**TASK DIRECTIONS**
Quote the entries that follow exactly, leaving none out.

**DATA**
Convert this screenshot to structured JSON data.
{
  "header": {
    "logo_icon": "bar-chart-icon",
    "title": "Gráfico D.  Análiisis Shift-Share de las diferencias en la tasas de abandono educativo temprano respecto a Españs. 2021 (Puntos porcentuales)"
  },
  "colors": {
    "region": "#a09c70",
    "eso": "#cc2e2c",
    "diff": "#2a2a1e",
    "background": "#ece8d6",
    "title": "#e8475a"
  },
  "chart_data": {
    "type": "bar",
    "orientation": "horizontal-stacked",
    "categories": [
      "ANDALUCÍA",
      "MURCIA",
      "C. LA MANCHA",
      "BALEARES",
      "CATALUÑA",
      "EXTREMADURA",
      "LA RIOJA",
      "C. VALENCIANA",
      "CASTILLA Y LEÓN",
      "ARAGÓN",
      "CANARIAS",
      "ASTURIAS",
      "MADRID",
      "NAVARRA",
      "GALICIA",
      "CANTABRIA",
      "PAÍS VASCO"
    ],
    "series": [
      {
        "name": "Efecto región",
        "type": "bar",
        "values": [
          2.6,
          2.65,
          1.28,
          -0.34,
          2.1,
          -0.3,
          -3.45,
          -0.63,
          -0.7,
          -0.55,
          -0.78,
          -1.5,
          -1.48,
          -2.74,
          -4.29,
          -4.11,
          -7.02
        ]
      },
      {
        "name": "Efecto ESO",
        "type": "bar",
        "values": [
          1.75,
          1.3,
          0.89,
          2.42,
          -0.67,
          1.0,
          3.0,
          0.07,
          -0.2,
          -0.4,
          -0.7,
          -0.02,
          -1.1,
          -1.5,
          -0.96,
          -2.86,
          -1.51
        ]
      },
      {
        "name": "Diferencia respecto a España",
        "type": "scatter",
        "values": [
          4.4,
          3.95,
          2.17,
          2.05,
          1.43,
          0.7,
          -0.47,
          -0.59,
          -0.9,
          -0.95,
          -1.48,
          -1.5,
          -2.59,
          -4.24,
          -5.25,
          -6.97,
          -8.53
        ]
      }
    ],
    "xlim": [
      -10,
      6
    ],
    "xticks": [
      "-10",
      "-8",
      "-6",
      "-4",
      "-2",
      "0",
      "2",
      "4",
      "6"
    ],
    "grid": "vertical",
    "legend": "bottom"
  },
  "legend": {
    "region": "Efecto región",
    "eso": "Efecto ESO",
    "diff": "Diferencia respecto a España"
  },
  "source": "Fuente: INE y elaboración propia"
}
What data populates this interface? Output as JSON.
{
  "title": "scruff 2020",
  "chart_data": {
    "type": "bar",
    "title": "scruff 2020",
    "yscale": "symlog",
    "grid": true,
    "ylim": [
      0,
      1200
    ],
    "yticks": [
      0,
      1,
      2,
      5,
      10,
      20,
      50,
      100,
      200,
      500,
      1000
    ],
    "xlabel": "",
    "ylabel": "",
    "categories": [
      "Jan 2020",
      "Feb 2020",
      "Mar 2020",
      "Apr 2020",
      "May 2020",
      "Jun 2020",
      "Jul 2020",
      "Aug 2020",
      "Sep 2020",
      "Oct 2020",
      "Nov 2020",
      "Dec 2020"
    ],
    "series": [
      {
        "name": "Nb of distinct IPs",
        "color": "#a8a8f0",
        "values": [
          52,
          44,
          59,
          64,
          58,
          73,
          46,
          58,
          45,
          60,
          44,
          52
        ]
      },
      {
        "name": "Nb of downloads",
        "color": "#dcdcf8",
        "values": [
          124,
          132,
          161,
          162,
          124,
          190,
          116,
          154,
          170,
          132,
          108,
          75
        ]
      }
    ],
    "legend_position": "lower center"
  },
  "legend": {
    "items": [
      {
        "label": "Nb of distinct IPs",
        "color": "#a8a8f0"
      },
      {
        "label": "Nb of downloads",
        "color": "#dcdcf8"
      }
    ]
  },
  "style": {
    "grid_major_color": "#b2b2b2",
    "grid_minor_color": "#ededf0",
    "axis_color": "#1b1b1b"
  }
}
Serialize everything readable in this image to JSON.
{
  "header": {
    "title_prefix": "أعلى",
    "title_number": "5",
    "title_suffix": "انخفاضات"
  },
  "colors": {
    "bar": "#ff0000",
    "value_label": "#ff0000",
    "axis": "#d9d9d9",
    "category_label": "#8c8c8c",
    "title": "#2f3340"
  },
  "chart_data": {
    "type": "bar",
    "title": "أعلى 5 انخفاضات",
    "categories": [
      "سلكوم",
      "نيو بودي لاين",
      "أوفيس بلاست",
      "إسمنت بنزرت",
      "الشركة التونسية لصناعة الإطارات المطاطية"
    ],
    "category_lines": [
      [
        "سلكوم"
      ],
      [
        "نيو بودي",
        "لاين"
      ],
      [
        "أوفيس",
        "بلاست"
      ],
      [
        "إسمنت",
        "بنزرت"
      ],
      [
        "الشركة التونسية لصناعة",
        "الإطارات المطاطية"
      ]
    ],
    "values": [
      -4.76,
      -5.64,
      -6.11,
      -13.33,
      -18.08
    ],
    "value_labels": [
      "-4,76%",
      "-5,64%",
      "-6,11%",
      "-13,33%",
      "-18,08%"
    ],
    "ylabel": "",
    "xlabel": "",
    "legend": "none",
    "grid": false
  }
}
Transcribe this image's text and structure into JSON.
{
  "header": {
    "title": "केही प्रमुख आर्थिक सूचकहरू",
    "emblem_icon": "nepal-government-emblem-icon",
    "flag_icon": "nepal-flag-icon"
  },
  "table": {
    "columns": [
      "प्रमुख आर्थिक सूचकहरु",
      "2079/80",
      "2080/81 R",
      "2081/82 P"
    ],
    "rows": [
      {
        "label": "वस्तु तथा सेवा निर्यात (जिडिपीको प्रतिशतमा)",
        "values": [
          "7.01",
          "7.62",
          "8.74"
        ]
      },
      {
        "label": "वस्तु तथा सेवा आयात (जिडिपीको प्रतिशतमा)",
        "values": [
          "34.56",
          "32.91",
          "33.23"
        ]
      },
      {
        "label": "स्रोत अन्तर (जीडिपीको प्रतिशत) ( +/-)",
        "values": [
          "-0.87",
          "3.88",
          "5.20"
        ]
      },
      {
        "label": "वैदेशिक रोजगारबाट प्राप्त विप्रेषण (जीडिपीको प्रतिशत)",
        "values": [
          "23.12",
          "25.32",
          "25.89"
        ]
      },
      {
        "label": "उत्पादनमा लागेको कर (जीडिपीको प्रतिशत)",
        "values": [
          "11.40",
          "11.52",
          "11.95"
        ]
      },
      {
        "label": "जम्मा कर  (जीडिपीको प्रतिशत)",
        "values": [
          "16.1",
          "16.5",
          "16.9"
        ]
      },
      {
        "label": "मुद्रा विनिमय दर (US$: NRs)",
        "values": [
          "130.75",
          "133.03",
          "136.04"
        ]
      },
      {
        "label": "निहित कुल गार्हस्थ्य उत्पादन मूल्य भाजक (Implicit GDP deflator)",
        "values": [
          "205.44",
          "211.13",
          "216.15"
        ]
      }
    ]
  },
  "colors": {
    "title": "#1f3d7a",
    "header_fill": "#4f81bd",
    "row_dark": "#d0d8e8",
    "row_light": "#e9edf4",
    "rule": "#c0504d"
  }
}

**FINISHED ANSWER**
Convert this screenshot to structured JSON data.
{
  "header": {
    "logo_icon": "bar-chart-icon",
    "title": "Gráfico D.  Análiisis Shift-Share de las diferencias en la tasas de abandono educativo temprano respecto a Españs. 2021 (Puntos porcentuales)"
  },
  "colors": {
    "region": "#a09c70",
    "eso": "#cc2e2c",
    "diff": "#2a2a1e",
    "background": "#ece8d6",
    "title": "#e8475a"
  },
  "chart_data": {
    "type": "bar",
    "orientation": "horizontal-stacked",
    "categories": [
      "ANDALUCÍA",
      "MURCIA",
      "C. LA MANCHA",
      "BALEARES",
      "CATALUÑA",
      "EXTREMADURA",
      "LA RIOJA",
      "C. VALENCIANA",
      "CASTILLA Y LEÓN",
      "ARAGÓN",
      "CANARIAS",
      "ASTURIAS",
      "MADRID",
      "NAVARRA",
      "GALICIA",
      "CANTABRIA",
      "PAÍS VASCO"
    ],
    "series": [
      {
        "name": "Efecto región",
        "type": "bar",
        "values": [
          2.6,
          2.65,
          1.28,
          -0.34,
          2.1,
          -0.3,
          -3.45,
          -0.63,
          -0.7,
          -0.55,
          -0.78,
          -1.5,
          -1.48,
          -2.74,
          -4.29,
          -4.11,
          -7.02
        ]
      },
      {
        "name": "Efecto ESO",
        "type": "bar",
        "values": [
          1.75,
          1.3,
          0.89,
          2.42,
          -0.67,
          1.0,
          3.0,
          0.07,
          -0.2,
          -0.4,
          -0.7,
          -0.02,
          -1.1,
          -1.5,
          -0.96,
          -2.86,
          -1.51
        ]
      },
      {
        "name": "Diferencia respecto a España",
        "type": "scatter",
        "values": [
          4.4,
          3.95,
          2.17,
          2.05,
          1.43,
          0.7,
          -0.47,
          -0.59,
          -0.9,
          -0.95,
          -1.48,
          -1.5,
          -2.59,
          -4.24,
          -5.25,
          -6.97,
          -8.53
        ]
      }
    ],
    "xlim": [
      -10,
      6
    ],
    "xticks": [
      "-10",
      "-8",
      "-6",
      "-4",
      "-2",
      "0",
      "2",
      "4",
      "6"
    ],
    "grid": "vertical",
    "legend": "bottom"
  },
  "legend": {
    "region": "Efecto región",
    "eso": "Efecto ESO",
    "diff": "Diferencia respecto a España"
  },
  "source": "Fuente: INE y elaboración propia"
}
What data populates this interface? Output as JSON.
{
  "title": "scruff 2020",
  "chart_data": {
    "type": "bar",
    "title": "scruff 2020",
    "yscale": "symlog",
    "grid": true,
    "ylim": [
      0,
      1200
    ],
    "yticks": [
      0,
      1,
      2,
      5,
      10,
      20,
      50,
      100,
      200,
      500,
      1000
    ],
    "xlabel": "",
    "ylabel": "",
    "categories": [
      "Jan 2020",
      "Feb 2020",
      "Mar 2020",
      "Apr 2020",
      "May 2020",
      "Jun 2020",
      "Jul 2020",
      "Aug 2020",
      "Sep 2020",
      "Oct 2020",
      "Nov 2020",
      "Dec 2020"
    ],
    "series": [
      {
        "name": "Nb of distinct IPs",
        "color": "#a8a8f0",
        "values": [
          52,
          44,
          59,
          64,
          58,
          73,
          46,
          58,
          45,
          60,
          44,
          52
        ]
      },
      {
        "name": "Nb of downloads",
        "color": "#dcdcf8",
        "values": [
          124,
          132,
          161,
          162,
          124,
          190,
          116,
          154,
          170,
          132,
          108,
          75
        ]
      }
    ],
    "legend_position": "lower center"
  },
  "legend": {
    "items": [
      {
        "label": "Nb of distinct IPs",
        "color": "#a8a8f0"
      },
      {
        "label": "Nb of downloads",
        "color": "#dcdcf8"
      }
    ]
  },
  "style": {
    "grid_major_color": "#b2b2b2",
    "grid_minor_color": "#ededf0",
    "axis_color": "#1b1b1b"
  }
}
Serialize everything readable in this image to JSON.
{
  "header": {
    "title_prefix": "أعلى",
    "title_number": "5",
    "title_suffix": "انخفاضات"
  },
  "colors": {
    "bar": "#ff0000",
    "value_label": "#ff0000",
    "axis": "#d9d9d9",
    "category_label": "#8c8c8c",
    "title": "#2f3340"
  },
  "chart_data": {
    "type": "bar",
    "title": "أعلى 5 انخفاضات",
    "categories": [
      "سلكوم",
      "نيو بودي لاين",
      "أوفيس بلاست",
      "إسمنت بنزرت",
      "الشركة التونسية لصناعة الإطارات المطاطية"
    ],
    "category_lines": [
      [
        "سلكوم"
      ],
      [
        "نيو بودي",
        "لاين"
      ],
      [
        "أوفيس",
        "بلاست"
      ],
      [
        "إسمنت",
        "بنزرت"
      ],
      [
        "الشركة التونسية لصناعة",
        "الإطارات المطاطية"
      ]
    ],
    "values": [
      -4.76,
      -5.64,
      -6.11,
      -13.33,
      -18.08
    ],
    "value_labels": [
      "-4,76%",
      "-5,64%",
      "-6,11%",
      "-13,33%",
      "-18,08%"
    ],
    "ylabel": "",
    "xlabel": "",
    "legend": "none",
    "grid": false
  }
}
Transcribe this image's text and structure into JSON.
{
  "header": {
    "title": "केही प्रमुख आर्थिक सूचकहरू",
    "emblem_icon": "nepal-government-emblem-icon",
    "flag_icon": "nepal-flag-icon"
  },
  "table": {
    "columns": [
      "प्रमुख आर्थिक सूचकहरु",
      "2079/80",
      "2080/81 R",
      "2081/82 P"
    ],
    "rows": [
      {
        "label": "वस्तु तथा सेवा निर्यात (जिडिपीको प्रतिशतमा)",
        "values": [
          "7.01",
          "7.62",
          "8.74"
        ]
      },
      {
        "label": "वस्तु तथा सेवा आयात (जिडिपीको प्रतिशतमा)",
        "values": [
          "34.56",
          "32.91",
          "33.23"
        ]
      },
      {
        "label": "स्रोत अन्तर (जीडिपीको प्रतिशत) ( +/-)",
        "values": [
          "-0.87",
          "3.88",
          "5.20"
        ]
      },
      {
        "label": "वैदेशिक रोजगारबाट प्राप्त विप्रेषण (जीडिपीको प्रतिशत)",
        "values": [
          "23.12",
          "25.32",
          "25.89"
        ]
      },
      {
        "label": "उत्पादनमा लागेको कर (जीडिपीको प्रतिशत)",
        "values": [
          "11.40",
          "11.52",
          "11.95"
        ]
      },
      {
        "label": "जम्मा कर  (जीडिपीको प्रतिशत)",
        "values": [
          "16.1",
          "16.5",
          "16.9"
        ]
      },
      {
        "label": "मुद्रा विनिमय दर (US$: NRs)",
        "values": [
          "130.75",
          "133.03",
          "136.04"
        ]
      },
      {
        "label": "निहित कुल गार्हस्थ्य उत्पादन मूल्य भाजक (Implicit GDP deflator)",
        "values": [
          "205.44",
          "211.13",
          "216.15"
        ]
      }
    ]
  },
  "colors": {
    "title": "#1f3d7a",
    "header_fill": "#4f81bd",
    "row_dark": "#d0d8e8",
    "row_light": "#e9edf4",
    "rule": "#c0504d"
  }
}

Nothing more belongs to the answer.